**Written exercise:** Write out all the lines again, precisely as they stand, but without the images.

************

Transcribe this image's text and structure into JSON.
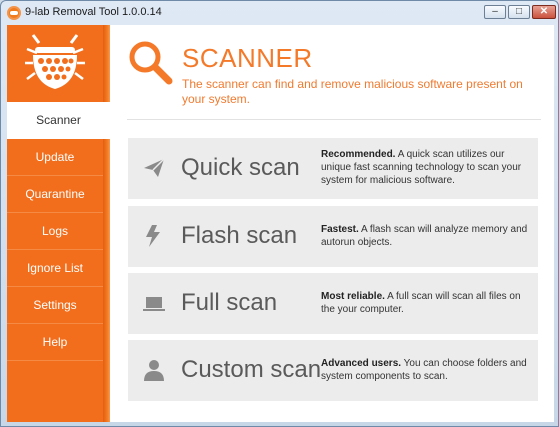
{
  "window": {
    "title": "9-lab Removal Tool 1.0.0.14"
  },
  "sidebar": {
    "items": [
      {
        "label": "Scanner",
        "active": true
      },
      {
        "label": "Update"
      },
      {
        "label": "Quarantine"
      },
      {
        "label": "Logs"
      },
      {
        "label": "Ignore List"
      },
      {
        "label": "Settings"
      },
      {
        "label": "Help"
      }
    ]
  },
  "header": {
    "title": "SCANNER",
    "description": "The scanner can find and remove malicious software present on your system."
  },
  "scans": [
    {
      "title": "Quick scan",
      "icon": "paper-plane-icon",
      "emphasis": "Recommended.",
      "text": " A quick scan utilizes our unique fast scanning technology to scan your system for malicious software."
    },
    {
      "title": "Flash scan",
      "icon": "lightning-icon",
      "emphasis": "Fastest.",
      "text": " A flash scan will analyze memory and autorun objects."
    },
    {
      "title": "Full scan",
      "icon": "laptop-icon",
      "emphasis": "Most reliable.",
      "text": " A full scan will scan all files on the your computer."
    },
    {
      "title": "Custom scan",
      "icon": "user-icon",
      "emphasis": "Advanced users.",
      "text": " You can choose folders and system components to scan."
    }
  ],
  "colors": {
    "accent": "#f26e1c",
    "card_bg": "#ececec",
    "title_text": "#f47a2a"
  }
}
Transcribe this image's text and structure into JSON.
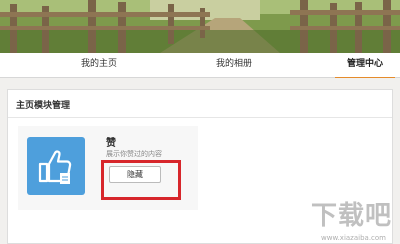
{
  "tabs": [
    {
      "label": "我的主页",
      "active": false
    },
    {
      "label": "我的相册",
      "active": false
    },
    {
      "label": "管理中心",
      "active": true
    }
  ],
  "panel": {
    "title": "主页模块管理"
  },
  "module": {
    "name": "赞",
    "description": "展示你赞过的内容",
    "hide_label": "隐藏",
    "icon": "thumbs-up-icon"
  },
  "watermark": {
    "text": "下载吧",
    "url": "www.xiazaiba.com"
  },
  "colors": {
    "accent": "#e58b2b",
    "icon_tile": "#4e9fdc",
    "highlight": "#d7262b"
  }
}
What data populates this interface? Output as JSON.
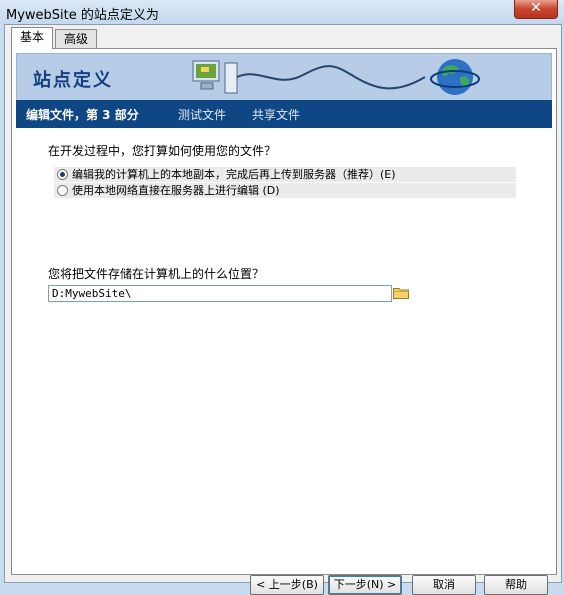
{
  "window": {
    "title": "MywebSite 的站点定义为",
    "close_glyph": "✕"
  },
  "tabs": [
    {
      "label": "基本",
      "active": true
    },
    {
      "label": "高级",
      "active": false
    }
  ],
  "banner": {
    "title": "站点定义"
  },
  "steps": [
    {
      "label": "编辑文件，第 3 部分",
      "current": true
    },
    {
      "label": "测试文件",
      "current": false
    },
    {
      "label": "共享文件",
      "current": false
    }
  ],
  "question1": "在开发过程中，您打算如何使用您的文件？",
  "options": [
    {
      "label": "编辑我的计算机上的本地副本，完成后再上传到服务器（推荐）(E)",
      "selected": true
    },
    {
      "label": "使用本地网络直接在服务器上进行编辑 (D)",
      "selected": false
    }
  ],
  "question2": "您将把文件存储在计算机上的什么位置？",
  "path_value": "D:MywebSite\\",
  "buttons": {
    "back": "< 上一步(B)",
    "next": "下一步(N) >",
    "cancel": "取消",
    "help": "帮助"
  },
  "colors": {
    "banner_bg": "#b7cce6",
    "steps_bg": "#0f4784",
    "title_text": "#14407f"
  }
}
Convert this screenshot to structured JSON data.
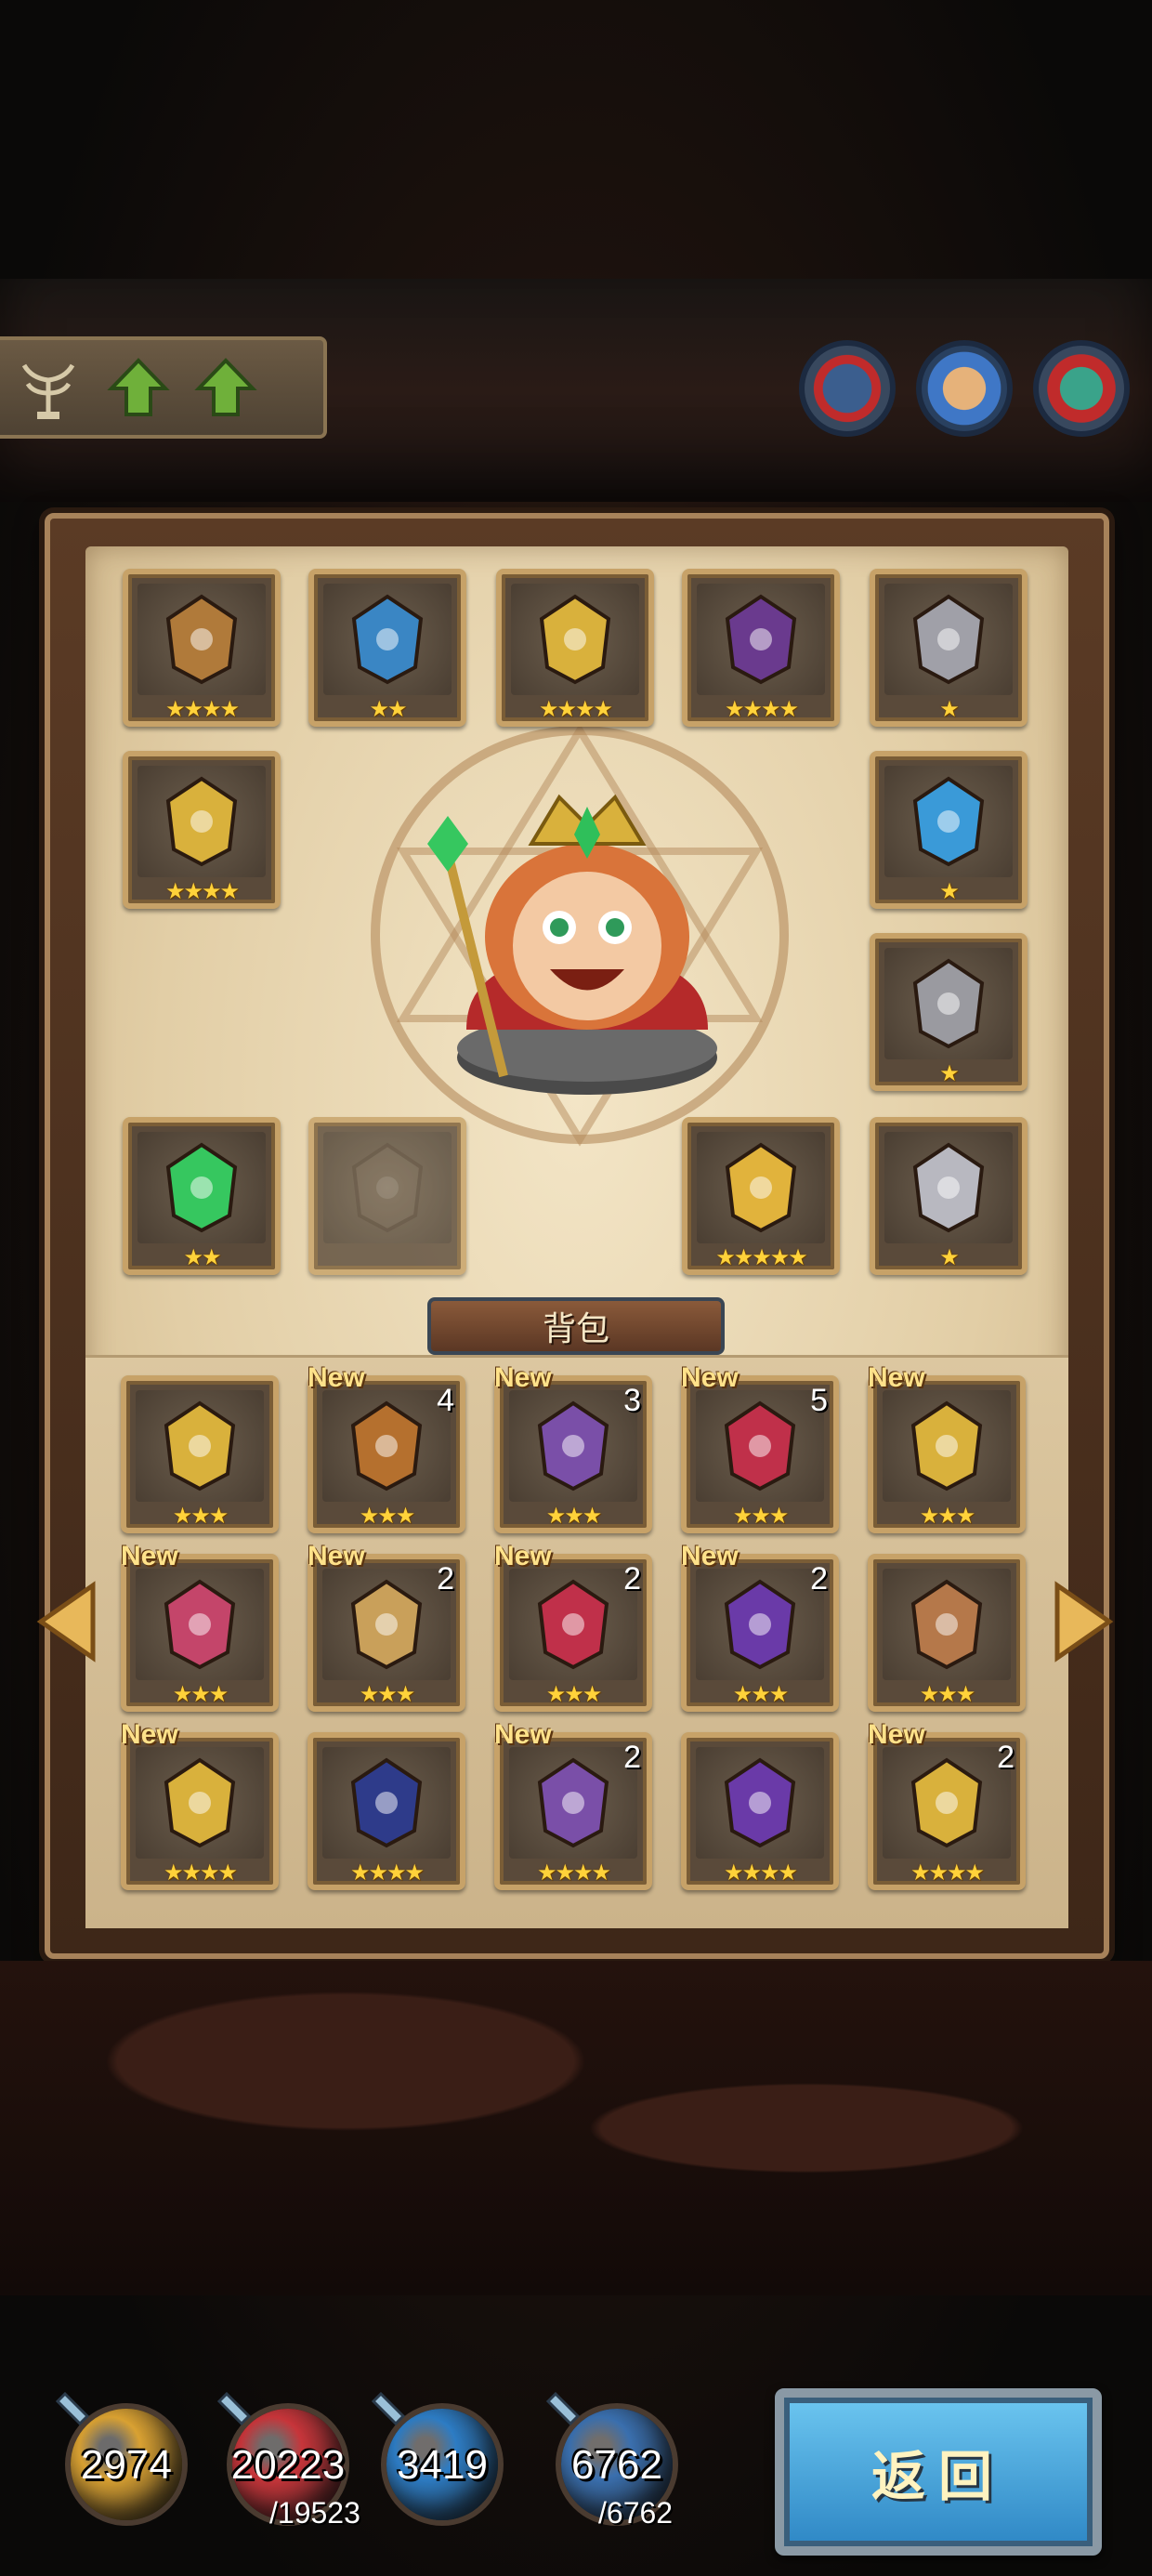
{
  "header": {
    "upgrade_icons": [
      "tree-icon",
      "arrow-up-icon",
      "arrow-up-icon"
    ],
    "portraits": [
      "hero-portrait-1",
      "hero-portrait-2",
      "hero-portrait-3"
    ]
  },
  "equipped": [
    {
      "name": "gauntlet",
      "stars": "★★★★"
    },
    {
      "name": "chest-armor",
      "stars": "★★"
    },
    {
      "name": "horned-helmet",
      "stars": "★★★★"
    },
    {
      "name": "dark-lantern",
      "stars": "★★★★"
    },
    {
      "name": "silver-necklace",
      "stars": "★"
    },
    {
      "name": "gold-shoulder-armor",
      "stars": "★★★★"
    },
    {
      "name": "blue-gem-ring",
      "stars": "★"
    },
    {
      "name": "silver-cape",
      "stars": "★"
    },
    {
      "name": "emerald-scepter",
      "stars": "★★"
    },
    {
      "name": "empty-slot",
      "stars": ""
    },
    {
      "name": "golden-tome",
      "stars": "★★★★★"
    },
    {
      "name": "iron-boots",
      "stars": "★"
    }
  ],
  "backpack": {
    "title": "背包",
    "items": [
      {
        "name": "gold-bracer",
        "stars": "★★★",
        "new": "",
        "count": ""
      },
      {
        "name": "copper-circlet",
        "stars": "★★★",
        "new": "New",
        "count": "4"
      },
      {
        "name": "purple-pendant",
        "stars": "★★★",
        "new": "New",
        "count": "3"
      },
      {
        "name": "ruby-ring",
        "stars": "★★★",
        "new": "New",
        "count": "5"
      },
      {
        "name": "amethyst-ring",
        "stars": "★★★",
        "new": "New",
        "count": ""
      },
      {
        "name": "pink-boots",
        "stars": "★★★",
        "new": "New",
        "count": ""
      },
      {
        "name": "gold-greaves",
        "stars": "★★★",
        "new": "New",
        "count": "2"
      },
      {
        "name": "crimson-hood",
        "stars": "★★★",
        "new": "New",
        "count": "2"
      },
      {
        "name": "violet-cloak",
        "stars": "★★★",
        "new": "New",
        "count": "2"
      },
      {
        "name": "rune-stone",
        "stars": "★★★",
        "new": "",
        "count": ""
      },
      {
        "name": "gold-pauldron",
        "stars": "★★★★",
        "new": "New",
        "count": ""
      },
      {
        "name": "crystal-necklace",
        "stars": "★★★★",
        "new": "",
        "count": ""
      },
      {
        "name": "amethyst-necklace",
        "stars": "★★★★",
        "new": "New",
        "count": "2"
      },
      {
        "name": "dragon-ring",
        "stars": "★★★★",
        "new": "",
        "count": ""
      },
      {
        "name": "royal-boots",
        "stars": "★★★★",
        "new": "New",
        "count": "2"
      }
    ]
  },
  "resources": [
    {
      "name": "gold-potion",
      "value": "2974",
      "max": "",
      "color": "#d9a132"
    },
    {
      "name": "red-potion",
      "value": "20223",
      "max": "/19523",
      "color": "#c7353a"
    },
    {
      "name": "blue-potion",
      "value": "3419",
      "max": "",
      "color": "#2d7cc4"
    },
    {
      "name": "mana-potion",
      "value": "6762",
      "max": "/6762",
      "color": "#3a6fae"
    }
  ],
  "return_label": "返回",
  "colors": {
    "slot_border": "#c7a268",
    "star": "#ffd23a",
    "return_button": "#3f9ad8"
  }
}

************

**Solution to this exercise:**
Transcribe this image's text and structure into JSON.
{
  "window": {
    "title": "9-lab Removal Tool 1.0.0.14"
  },
  "sidebar": {
    "items": [
      {
        "label": "Scanner",
        "active": true
      },
      {
        "label": "Update"
      },
      {
        "label": "Quarantine"
      },
      {
        "label": "Logs"
      },
      {
        "label": "Ignore List"
      },
      {
        "label": "Settings"
      },
      {
        "label": "Help"
      }
    ]
  },
  "header": {
    "title": "SCANNER",
    "description": "The scanner can find and remove malicious software present on your system."
  },
  "scans": [
    {
      "title": "Quick scan",
      "icon": "paper-plane-icon",
      "emphasis": "Recommended.",
      "text": " A quick scan utilizes our unique fast scanning technology to scan your system for malicious software."
    },
    {
      "title": "Flash scan",
      "icon": "lightning-icon",
      "emphasis": "Fastest.",
      "text": " A flash scan will analyze memory and autorun objects."
    },
    {
      "title": "Full scan",
      "icon": "laptop-icon",
      "emphasis": "Most reliable.",
      "text": " A full scan will scan all files on the your computer."
    },
    {
      "title": "Custom scan",
      "icon": "user-icon",
      "emphasis": "Advanced users.",
      "text": " You can choose folders and system components to scan."
    }
  ],
  "colors": {
    "accent": "#f26e1c",
    "card_bg": "#ececec",
    "title_text": "#f47a2a"
  }
}
Transcribe this image's text and structure into JSON.
{
  "tabs": [
    {
      "label": "我的主页",
      "active": false
    },
    {
      "label": "我的相册",
      "active": false
    },
    {
      "label": "管理中心",
      "active": true
    }
  ],
  "panel": {
    "title": "主页模块管理"
  },
  "module": {
    "name": "赞",
    "description": "展示你赞过的内容",
    "hide_label": "隐藏",
    "icon": "thumbs-up-icon"
  },
  "watermark": {
    "text": "下载吧",
    "url": "www.xiazaiba.com"
  },
  "colors": {
    "accent": "#e58b2b",
    "icon_tile": "#4e9fdc",
    "highlight": "#d7262b"
  }
}
What data populates this interface? Output as JSON.
{
  "window": {
    "title": "MywebSite 的站点定义为",
    "close_glyph": "✕"
  },
  "tabs": [
    {
      "label": "基本",
      "active": true
    },
    {
      "label": "高级",
      "active": false
    }
  ],
  "banner": {
    "title": "站点定义"
  },
  "steps": [
    {
      "label": "编辑文件，第 3 部分",
      "current": true
    },
    {
      "label": "测试文件",
      "current": false
    },
    {
      "label": "共享文件",
      "current": false
    }
  ],
  "question1": "在开发过程中，您打算如何使用您的文件？",
  "options": [
    {
      "label": "编辑我的计算机上的本地副本，完成后再上传到服务器（推荐）(E)",
      "selected": true
    },
    {
      "label": "使用本地网络直接在服务器上进行编辑 (D)",
      "selected": false
    }
  ],
  "question2": "您将把文件存储在计算机上的什么位置？",
  "path_value": "D:MywebSite\\",
  "buttons": {
    "back": "< 上一步(B)",
    "next": "下一步(N) >",
    "cancel": "取消",
    "help": "帮助"
  },
  "colors": {
    "banner_bg": "#b7cce6",
    "steps_bg": "#0f4784",
    "title_text": "#14407f"
  }
}
Convert this screenshot to structured JSON data.
{
  "header": {
    "upgrade_icons": [
      "tree-icon",
      "arrow-up-icon",
      "arrow-up-icon"
    ],
    "portraits": [
      "hero-portrait-1",
      "hero-portrait-2",
      "hero-portrait-3"
    ]
  },
  "equipped": [
    {
      "name": "gauntlet",
      "stars": "★★★★"
    },
    {
      "name": "chest-armor",
      "stars": "★★"
    },
    {
      "name": "horned-helmet",
      "stars": "★★★★"
    },
    {
      "name": "dark-lantern",
      "stars": "★★★★"
    },
    {
      "name": "silver-necklace",
      "stars": "★"
    },
    {
      "name": "gold-shoulder-armor",
      "stars": "★★★★"
    },
    {
      "name": "blue-gem-ring",
      "stars": "★"
    },
    {
      "name": "silver-cape",
      "stars": "★"
    },
    {
      "name": "emerald-scepter",
      "stars": "★★"
    },
    {
      "name": "empty-slot",
      "stars": ""
    },
    {
      "name": "golden-tome",
      "stars": "★★★★★"
    },
    {
      "name": "iron-boots",
      "stars": "★"
    }
  ],
  "backpack": {
    "title": "背包",
    "items": [
      {
        "name": "gold-bracer",
        "stars": "★★★",
        "new": "",
        "count": ""
      },
      {
        "name": "copper-circlet",
        "stars": "★★★",
        "new": "New",
        "count": "4"
      },
      {
        "name": "purple-pendant",
        "stars": "★★★",
        "new": "New",
        "count": "3"
      },
      {
        "name": "ruby-ring",
        "stars": "★★★",
        "new": "New",
        "count": "5"
      },
      {
        "name": "amethyst-ring",
        "stars": "★★★",
        "new": "New",
        "count": ""
      },
      {
        "name": "pink-boots",
        "stars": "★★★",
        "new": "New",
        "count": ""
      },
      {
        "name": "gold-greaves",
        "stars": "★★★",
        "new": "New",
        "count": "2"
      },
      {
        "name": "crimson-hood",
        "stars": "★★★",
        "new": "New",
        "count": "2"
      },
      {
        "name": "violet-cloak",
        "stars": "★★★",
        "new": "New",
        "count": "2"
      },
      {
        "name": "rune-stone",
        "stars": "★★★",
        "new": "",
        "count": ""
      },
      {
        "name": "gold-pauldron",
        "stars": "★★★★",
        "new": "New",
        "count": ""
      },
      {
        "name": "crystal-necklace",
        "stars": "★★★★",
        "new": "",
        "count": ""
      },
      {
        "name": "amethyst-necklace",
        "stars": "★★★★",
        "new": "New",
        "count": "2"
      },
      {
        "name": "dragon-ring",
        "stars": "★★★★",
        "new": "",
        "count": ""
      },
      {
        "name": "royal-boots",
        "stars": "★★★★",
        "new": "New",
        "count": "2"
      }
    ]
  },
  "resources": [
    {
      "name": "gold-potion",
      "value": "2974",
      "max": "",
      "color": "#d9a132"
    },
    {
      "name": "red-potion",
      "value": "20223",
      "max": "/19523",
      "color": "#c7353a"
    },
    {
      "name": "blue-potion",
      "value": "3419",
      "max": "",
      "color": "#2d7cc4"
    },
    {
      "name": "mana-potion",
      "value": "6762",
      "max": "/6762",
      "color": "#3a6fae"
    }
  ],
  "return_label": "返回",
  "colors": {
    "slot_border": "#c7a268",
    "star": "#ffd23a",
    "return_button": "#3f9ad8"
  }
}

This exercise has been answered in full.